____ Selected excerpt

You would think so wouldn't you, in reality their admin team was processing the forms to go back to the scheme at about 7pm the evening before the deadline.
The IFA certainly knew the scheme details and there was some kind of back office portal link between them and the scheme administrators for requesting scheme info and uploading documents by the sound of it.
It seemed a very thorough process to me, certainly not a tick-box exercise.
Started with completion of a basic info form with details on mortgage / debts / household income / assets / dependents / other pensions / SP forecast / current spending on broad categories / desired income etc.
Followed up by a 2 hour Zoom call with the IFA for my wife and I where we went over the info provided and expanded on the details and discussed how we would use the money if transferred out (we had a prepared plan in mind)
My wife was optional but as we plan together, and the eventual decision would affect her, we both wanted her involved from the start. It gave her an opportunity to ask the IFA questions from her point of view, maybe with a bit less "attachment" if that makes sense.
The IFA then went off and did his stuff with a few email exchanges as queries arose along the way, and a discussion about where it would go if transferred (to the SIPP they set up with Royal London) and whether ongoing IFA service would be required (No).

________
____ Data lines

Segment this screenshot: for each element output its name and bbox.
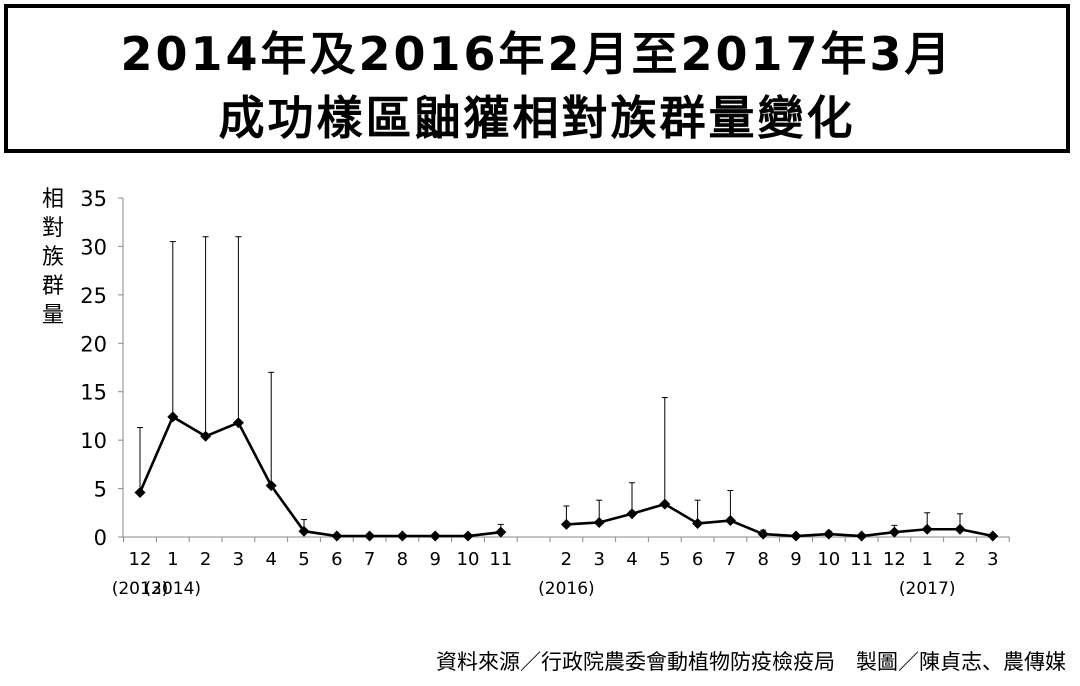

________

§ Brief: Please condense the paragraph in the pension transfer excerpt that begins "The IFA then went off" into a short bulleted list that keeps its main facts.

§ Result of the exercise:
- The IFA then did his work, with a few email exchanges as queries came up.
- They discussed where the money would go if transferred: to the SIPP set up with Royal London.
- They also discussed whether ongoing IFA service would be required. The answer was no.